- YOUR TASK: Please quote the material exactly, every line of it.

———

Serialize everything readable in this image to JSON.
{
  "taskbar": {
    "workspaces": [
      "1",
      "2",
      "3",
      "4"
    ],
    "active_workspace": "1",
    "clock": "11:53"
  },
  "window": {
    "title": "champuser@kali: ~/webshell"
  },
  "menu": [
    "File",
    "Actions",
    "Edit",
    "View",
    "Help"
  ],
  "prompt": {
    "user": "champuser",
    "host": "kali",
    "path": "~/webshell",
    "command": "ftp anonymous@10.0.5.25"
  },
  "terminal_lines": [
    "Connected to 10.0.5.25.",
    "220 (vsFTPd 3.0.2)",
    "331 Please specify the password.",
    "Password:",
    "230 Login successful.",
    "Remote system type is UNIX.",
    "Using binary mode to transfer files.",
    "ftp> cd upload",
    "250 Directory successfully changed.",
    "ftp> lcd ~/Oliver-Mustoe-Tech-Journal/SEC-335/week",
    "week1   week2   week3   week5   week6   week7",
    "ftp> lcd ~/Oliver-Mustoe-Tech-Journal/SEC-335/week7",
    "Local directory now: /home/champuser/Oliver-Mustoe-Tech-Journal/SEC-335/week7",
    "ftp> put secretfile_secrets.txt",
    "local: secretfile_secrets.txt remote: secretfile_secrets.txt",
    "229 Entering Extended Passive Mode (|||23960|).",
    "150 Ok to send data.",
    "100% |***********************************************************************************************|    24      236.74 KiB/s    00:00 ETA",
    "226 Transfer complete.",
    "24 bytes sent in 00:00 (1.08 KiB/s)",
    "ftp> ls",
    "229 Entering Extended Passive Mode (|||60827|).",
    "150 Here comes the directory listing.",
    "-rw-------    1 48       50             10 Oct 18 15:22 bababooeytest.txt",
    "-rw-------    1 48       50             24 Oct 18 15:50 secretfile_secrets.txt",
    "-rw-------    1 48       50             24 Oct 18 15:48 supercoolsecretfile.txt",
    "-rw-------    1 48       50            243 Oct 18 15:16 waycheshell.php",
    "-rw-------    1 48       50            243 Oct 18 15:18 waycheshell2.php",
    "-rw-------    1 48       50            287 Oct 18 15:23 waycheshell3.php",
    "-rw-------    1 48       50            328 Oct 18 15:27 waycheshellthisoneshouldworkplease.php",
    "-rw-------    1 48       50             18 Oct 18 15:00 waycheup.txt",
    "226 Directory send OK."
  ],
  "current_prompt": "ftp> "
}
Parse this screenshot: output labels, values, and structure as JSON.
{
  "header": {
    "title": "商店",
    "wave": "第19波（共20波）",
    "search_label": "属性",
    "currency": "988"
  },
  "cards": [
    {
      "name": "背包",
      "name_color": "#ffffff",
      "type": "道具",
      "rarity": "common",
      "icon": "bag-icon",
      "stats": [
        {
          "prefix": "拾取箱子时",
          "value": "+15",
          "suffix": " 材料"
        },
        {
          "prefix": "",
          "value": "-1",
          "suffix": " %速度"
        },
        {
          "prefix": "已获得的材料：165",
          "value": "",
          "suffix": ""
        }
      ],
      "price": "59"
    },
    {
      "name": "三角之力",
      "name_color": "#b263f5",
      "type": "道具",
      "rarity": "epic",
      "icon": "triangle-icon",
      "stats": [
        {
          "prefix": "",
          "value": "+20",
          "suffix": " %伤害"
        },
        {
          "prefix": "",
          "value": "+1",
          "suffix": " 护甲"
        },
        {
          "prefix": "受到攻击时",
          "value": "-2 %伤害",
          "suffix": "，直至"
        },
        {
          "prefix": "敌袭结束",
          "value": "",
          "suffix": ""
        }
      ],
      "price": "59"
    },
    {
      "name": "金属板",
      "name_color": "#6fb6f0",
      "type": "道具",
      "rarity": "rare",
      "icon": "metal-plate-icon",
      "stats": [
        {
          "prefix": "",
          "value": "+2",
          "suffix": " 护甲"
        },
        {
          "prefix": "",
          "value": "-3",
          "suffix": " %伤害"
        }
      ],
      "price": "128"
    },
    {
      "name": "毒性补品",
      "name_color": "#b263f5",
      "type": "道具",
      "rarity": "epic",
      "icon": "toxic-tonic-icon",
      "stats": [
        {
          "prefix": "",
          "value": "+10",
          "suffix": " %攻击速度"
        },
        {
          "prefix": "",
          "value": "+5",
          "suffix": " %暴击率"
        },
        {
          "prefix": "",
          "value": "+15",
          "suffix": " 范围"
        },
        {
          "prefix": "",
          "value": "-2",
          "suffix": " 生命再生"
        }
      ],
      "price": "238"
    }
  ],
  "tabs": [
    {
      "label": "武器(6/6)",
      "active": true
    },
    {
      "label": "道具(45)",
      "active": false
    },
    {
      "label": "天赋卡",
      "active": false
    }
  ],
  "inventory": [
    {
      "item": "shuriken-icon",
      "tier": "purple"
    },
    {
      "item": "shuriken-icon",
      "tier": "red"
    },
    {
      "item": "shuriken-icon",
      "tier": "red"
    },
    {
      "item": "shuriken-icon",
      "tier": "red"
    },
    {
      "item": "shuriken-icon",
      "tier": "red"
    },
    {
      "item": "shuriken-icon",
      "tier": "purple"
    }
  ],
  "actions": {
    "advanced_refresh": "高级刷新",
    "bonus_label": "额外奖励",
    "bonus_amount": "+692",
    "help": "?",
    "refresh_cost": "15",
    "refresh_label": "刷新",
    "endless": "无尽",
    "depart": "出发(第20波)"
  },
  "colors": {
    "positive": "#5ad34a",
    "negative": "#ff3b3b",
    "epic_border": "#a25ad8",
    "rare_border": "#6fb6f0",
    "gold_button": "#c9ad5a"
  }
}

———

- TASK OUTPUT:
Serialize everything readable in this image to JSON.
{
  "taskbar": {
    "workspaces": [
      "1",
      "2",
      "3",
      "4"
    ],
    "active_workspace": "1",
    "clock": "11:53"
  },
  "window": {
    "title": "champuser@kali: ~/webshell"
  },
  "menu": [
    "File",
    "Actions",
    "Edit",
    "View",
    "Help"
  ],
  "prompt": {
    "user": "champuser",
    "host": "kali",
    "path": "~/webshell",
    "command": "ftp anonymous@10.0.5.25"
  },
  "terminal_lines": [
    "Connected to 10.0.5.25.",
    "220 (vsFTPd 3.0.2)",
    "331 Please specify the password.",
    "Password:",
    "230 Login successful.",
    "Remote system type is UNIX.",
    "Using binary mode to transfer files.",
    "ftp> cd upload",
    "250 Directory successfully changed.",
    "ftp> lcd ~/Oliver-Mustoe-Tech-Journal/SEC-335/week",
    "week1   week2   week3   week5   week6   week7",
    "ftp> lcd ~/Oliver-Mustoe-Tech-Journal/SEC-335/week7",
    "Local directory now: /home/champuser/Oliver-Mustoe-Tech-Journal/SEC-335/week7",
    "ftp> put secretfile_secrets.txt",
    "local: secretfile_secrets.txt remote: secretfile_secrets.txt",
    "229 Entering Extended Passive Mode (|||23960|).",
    "150 Ok to send data.",
    "100% |***********************************************************************************************|    24      236.74 KiB/s    00:00 ETA",
    "226 Transfer complete.",
    "24 bytes sent in 00:00 (1.08 KiB/s)",
    "ftp> ls",
    "229 Entering Extended Passive Mode (|||60827|).",
    "150 Here comes the directory listing.",
    "-rw-------    1 48       50             10 Oct 18 15:22 bababooeytest.txt",
    "-rw-------    1 48       50             24 Oct 18 15:50 secretfile_secrets.txt",
    "-rw-------    1 48       50             24 Oct 18 15:48 supercoolsecretfile.txt",
    "-rw-------    1 48       50            243 Oct 18 15:16 waycheshell.php",
    "-rw-------    1 48       50            243 Oct 18 15:18 waycheshell2.php",
    "-rw-------    1 48       50            287 Oct 18 15:23 waycheshell3.php",
    "-rw-------    1 48       50            328 Oct 18 15:27 waycheshellthisoneshouldworkplease.php",
    "-rw-------    1 48       50             18 Oct 18 15:00 waycheup.txt",
    "226 Directory send OK."
  ],
  "current_prompt": "ftp> "
}
Parse this screenshot: output labels, values, and structure as JSON.
{
  "header": {
    "title": "商店",
    "wave": "第19波（共20波）",
    "search_label": "属性",
    "currency": "988"
  },
  "cards": [
    {
      "name": "背包",
      "name_color": "#ffffff",
      "type": "道具",
      "rarity": "common",
      "icon": "bag-icon",
      "stats": [
        {
          "prefix": "拾取箱子时",
          "value": "+15",
          "suffix": " 材料"
        },
        {
          "prefix": "",
          "value": "-1",
          "suffix": " %速度"
        },
        {
          "prefix": "已获得的材料：165",
          "value": "",
          "suffix": ""
        }
      ],
      "price": "59"
    },
    {
      "name": "三角之力",
      "name_color": "#b263f5",
      "type": "道具",
      "rarity": "epic",
      "icon": "triangle-icon",
      "stats": [
        {
          "prefix": "",
          "value": "+20",
          "suffix": " %伤害"
        },
        {
          "prefix": "",
          "value": "+1",
          "suffix": " 护甲"
        },
        {
          "prefix": "受到攻击时",
          "value": "-2 %伤害",
          "suffix": "，直至"
        },
        {
          "prefix": "敌袭结束",
          "value": "",
          "suffix": ""
        }
      ],
      "price": "59"
    },
    {
      "name": "金属板",
      "name_color": "#6fb6f0",
      "type": "道具",
      "rarity": "rare",
      "icon": "metal-plate-icon",
      "stats": [
        {
          "prefix": "",
          "value": "+2",
          "suffix": " 护甲"
        },
        {
          "prefix": "",
          "value": "-3",
          "suffix": " %伤害"
        }
      ],
      "price": "128"
    },
    {
      "name": "毒性补品",
      "name_color": "#b263f5",
      "type": "道具",
      "rarity": "epic",
      "icon": "toxic-tonic-icon",
      "stats": [
        {
          "prefix": "",
          "value": "+10",
          "suffix": " %攻击速度"
        },
        {
          "prefix": "",
          "value": "+5",
          "suffix": " %暴击率"
        },
        {
          "prefix": "",
          "value": "+15",
          "suffix": " 范围"
        },
        {
          "prefix": "",
          "value": "-2",
          "suffix": " 生命再生"
        }
      ],
      "price": "238"
    }
  ],
  "tabs": [
    {
      "label": "武器(6/6)",
      "active": true
    },
    {
      "label": "道具(45)",
      "active": false
    },
    {
      "label": "天赋卡",
      "active": false
    }
  ],
  "inventory": [
    {
      "item": "shuriken-icon",
      "tier": "purple"
    },
    {
      "item": "shuriken-icon",
      "tier": "red"
    },
    {
      "item": "shuriken-icon",
      "tier": "red"
    },
    {
      "item": "shuriken-icon",
      "tier": "red"
    },
    {
      "item": "shuriken-icon",
      "tier": "red"
    },
    {
      "item": "shuriken-icon",
      "tier": "purple"
    }
  ],
  "actions": {
    "advanced_refresh": "高级刷新",
    "bonus_label": "额外奖励",
    "bonus_amount": "+692",
    "help": "?",
    "refresh_cost": "15",
    "refresh_label": "刷新",
    "endless": "无尽",
    "depart": "出发(第20波)"
  },
  "colors": {
    "positive": "#5ad34a",
    "negative": "#ff3b3b",
    "epic_border": "#a25ad8",
    "rare_border": "#6fb6f0",
    "gold_button": "#c9ad5a"
  }
}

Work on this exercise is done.